__TASK INPUTS__.
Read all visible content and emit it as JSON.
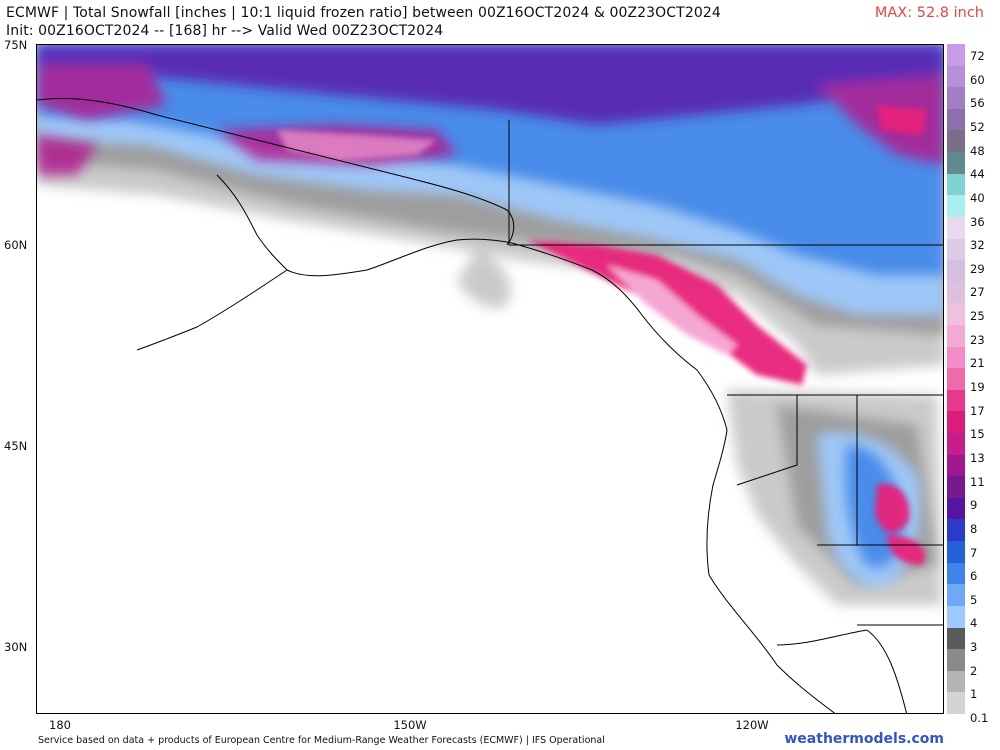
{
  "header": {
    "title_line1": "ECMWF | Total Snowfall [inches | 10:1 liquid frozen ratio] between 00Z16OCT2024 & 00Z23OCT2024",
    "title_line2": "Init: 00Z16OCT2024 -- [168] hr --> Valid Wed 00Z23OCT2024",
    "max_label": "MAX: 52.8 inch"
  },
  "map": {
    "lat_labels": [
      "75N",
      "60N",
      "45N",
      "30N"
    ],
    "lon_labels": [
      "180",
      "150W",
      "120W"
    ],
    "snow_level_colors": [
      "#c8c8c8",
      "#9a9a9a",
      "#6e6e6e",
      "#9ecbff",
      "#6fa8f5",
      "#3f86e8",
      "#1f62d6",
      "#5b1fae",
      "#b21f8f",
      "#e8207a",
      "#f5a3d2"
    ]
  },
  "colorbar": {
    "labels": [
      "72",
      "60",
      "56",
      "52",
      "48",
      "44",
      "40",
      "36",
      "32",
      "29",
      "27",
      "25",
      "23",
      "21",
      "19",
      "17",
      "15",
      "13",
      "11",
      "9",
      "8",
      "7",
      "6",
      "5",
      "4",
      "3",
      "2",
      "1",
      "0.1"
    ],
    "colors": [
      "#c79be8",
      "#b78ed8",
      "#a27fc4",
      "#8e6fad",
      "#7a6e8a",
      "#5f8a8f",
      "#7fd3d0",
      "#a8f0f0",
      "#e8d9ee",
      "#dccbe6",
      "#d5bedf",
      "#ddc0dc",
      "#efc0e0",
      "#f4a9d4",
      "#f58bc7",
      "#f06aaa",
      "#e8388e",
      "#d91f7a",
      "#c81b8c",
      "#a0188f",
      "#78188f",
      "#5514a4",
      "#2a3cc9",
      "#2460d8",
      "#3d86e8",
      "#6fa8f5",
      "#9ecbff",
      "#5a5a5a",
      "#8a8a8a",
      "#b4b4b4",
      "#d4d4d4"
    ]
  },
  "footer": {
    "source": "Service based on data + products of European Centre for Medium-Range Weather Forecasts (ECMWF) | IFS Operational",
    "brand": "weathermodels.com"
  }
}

__EXERCISE OBJECTIVE__. Repeat the material exactly as it reads, without any of its pictures.

__COMPLETE RESPONSE__.
Read all visible content and emit it as JSON.
{
  "header": {
    "title_line1": "ECMWF | Total Snowfall [inches | 10:1 liquid frozen ratio] between 00Z16OCT2024 & 00Z23OCT2024",
    "title_line2": "Init: 00Z16OCT2024 -- [168] hr --> Valid Wed 00Z23OCT2024",
    "max_label": "MAX: 52.8 inch"
  },
  "map": {
    "lat_labels": [
      "75N",
      "60N",
      "45N",
      "30N"
    ],
    "lon_labels": [
      "180",
      "150W",
      "120W"
    ],
    "snow_level_colors": [
      "#c8c8c8",
      "#9a9a9a",
      "#6e6e6e",
      "#9ecbff",
      "#6fa8f5",
      "#3f86e8",
      "#1f62d6",
      "#5b1fae",
      "#b21f8f",
      "#e8207a",
      "#f5a3d2"
    ]
  },
  "colorbar": {
    "labels": [
      "72",
      "60",
      "56",
      "52",
      "48",
      "44",
      "40",
      "36",
      "32",
      "29",
      "27",
      "25",
      "23",
      "21",
      "19",
      "17",
      "15",
      "13",
      "11",
      "9",
      "8",
      "7",
      "6",
      "5",
      "4",
      "3",
      "2",
      "1",
      "0.1"
    ],
    "colors": [
      "#c79be8",
      "#b78ed8",
      "#a27fc4",
      "#8e6fad",
      "#7a6e8a",
      "#5f8a8f",
      "#7fd3d0",
      "#a8f0f0",
      "#e8d9ee",
      "#dccbe6",
      "#d5bedf",
      "#ddc0dc",
      "#efc0e0",
      "#f4a9d4",
      "#f58bc7",
      "#f06aaa",
      "#e8388e",
      "#d91f7a",
      "#c81b8c",
      "#a0188f",
      "#78188f",
      "#5514a4",
      "#2a3cc9",
      "#2460d8",
      "#3d86e8",
      "#6fa8f5",
      "#9ecbff",
      "#5a5a5a",
      "#8a8a8a",
      "#b4b4b4",
      "#d4d4d4"
    ]
  },
  "footer": {
    "source": "Service based on data + products of European Centre for Medium-Range Weather Forecasts (ECMWF) | IFS Operational",
    "brand": "weathermodels.com"
  }
}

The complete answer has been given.